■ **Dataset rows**
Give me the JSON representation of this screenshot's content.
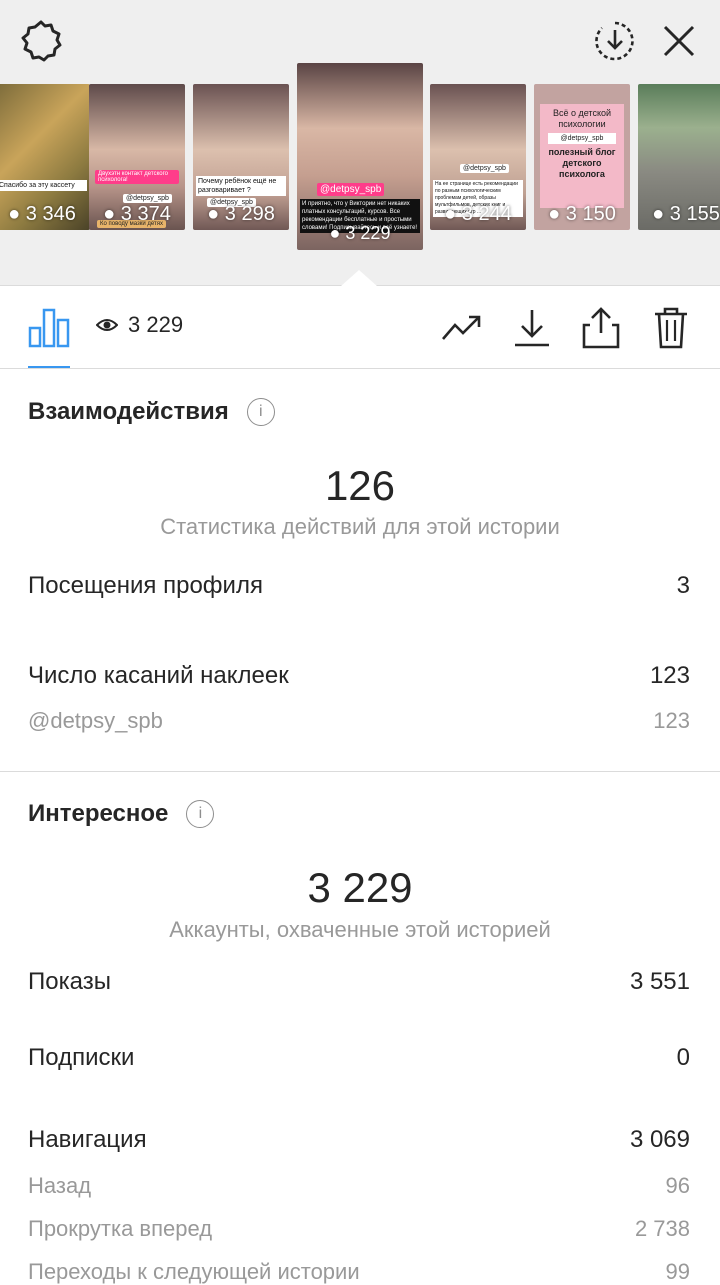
{
  "top": {
    "thumbnails": [
      {
        "views": "3 346",
        "caption": "Спасибо за эту кассету"
      },
      {
        "views": "3 374",
        "caption": "Двухэтн контакт детского психолога!",
        "tag": "@detpsy_spb",
        "extra": "Ко поводу мазки детях"
      },
      {
        "views": "3 298",
        "caption": "Почему ребёнок ещё не разговаривает ?",
        "tag": "@detpsy_spb"
      },
      {
        "views": "3 229",
        "caption": "И приятно, что у Виктории нет никаких платных консультаций, курсов. Все рекомендации бесплатные и простыми словами! Подписывайтесь и всё узнаете!",
        "tag": "@detpsy_spb"
      },
      {
        "views": "3 244",
        "caption": "На ее странице есть рекомендации по разным психологическим проблемам детей, образы мультфильмов, детских книг и развивающих игр ...",
        "tag": "@detpsy_spb"
      },
      {
        "views": "3 150",
        "caption": "Всё о детской психологии",
        "handle": "@detpsy_spb",
        "sub": "полезный блог детского психолога"
      },
      {
        "views": "3 155"
      }
    ]
  },
  "toolbar": {
    "views": "3 229"
  },
  "interactions": {
    "title": "Взаимодействия",
    "total": "126",
    "subtitle": "Статистика действий для этой истории",
    "rows": [
      {
        "label": "Посещения профиля",
        "value": "3"
      },
      {
        "label": "Число касаний наклеек",
        "value": "123"
      }
    ],
    "sub_rows": [
      {
        "label": "@detpsy_spb",
        "value": "123"
      }
    ]
  },
  "discovery": {
    "title": "Интересное",
    "total": "3 229",
    "subtitle": "Аккаунты, охваченные этой историей",
    "rows": [
      {
        "label": "Показы",
        "value": "3 551"
      },
      {
        "label": "Подписки",
        "value": "0"
      },
      {
        "label": "Навигация",
        "value": "3 069"
      }
    ],
    "sub_rows": [
      {
        "label": "Назад",
        "value": "96"
      },
      {
        "label": "Прокрутка вперед",
        "value": "2 738"
      },
      {
        "label": "Переходы к следующей истории",
        "value": "99"
      }
    ]
  },
  "colors": {
    "accent": "#3897f0",
    "muted": "#999999"
  }
}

■ **TO DO**
Write down every line of the data above that includes the string "детского".

■ **SOLUTION BELOW**
        "caption": "Двухэтн контакт детского психолога!",
        "sub": "полезный блог детского психолога"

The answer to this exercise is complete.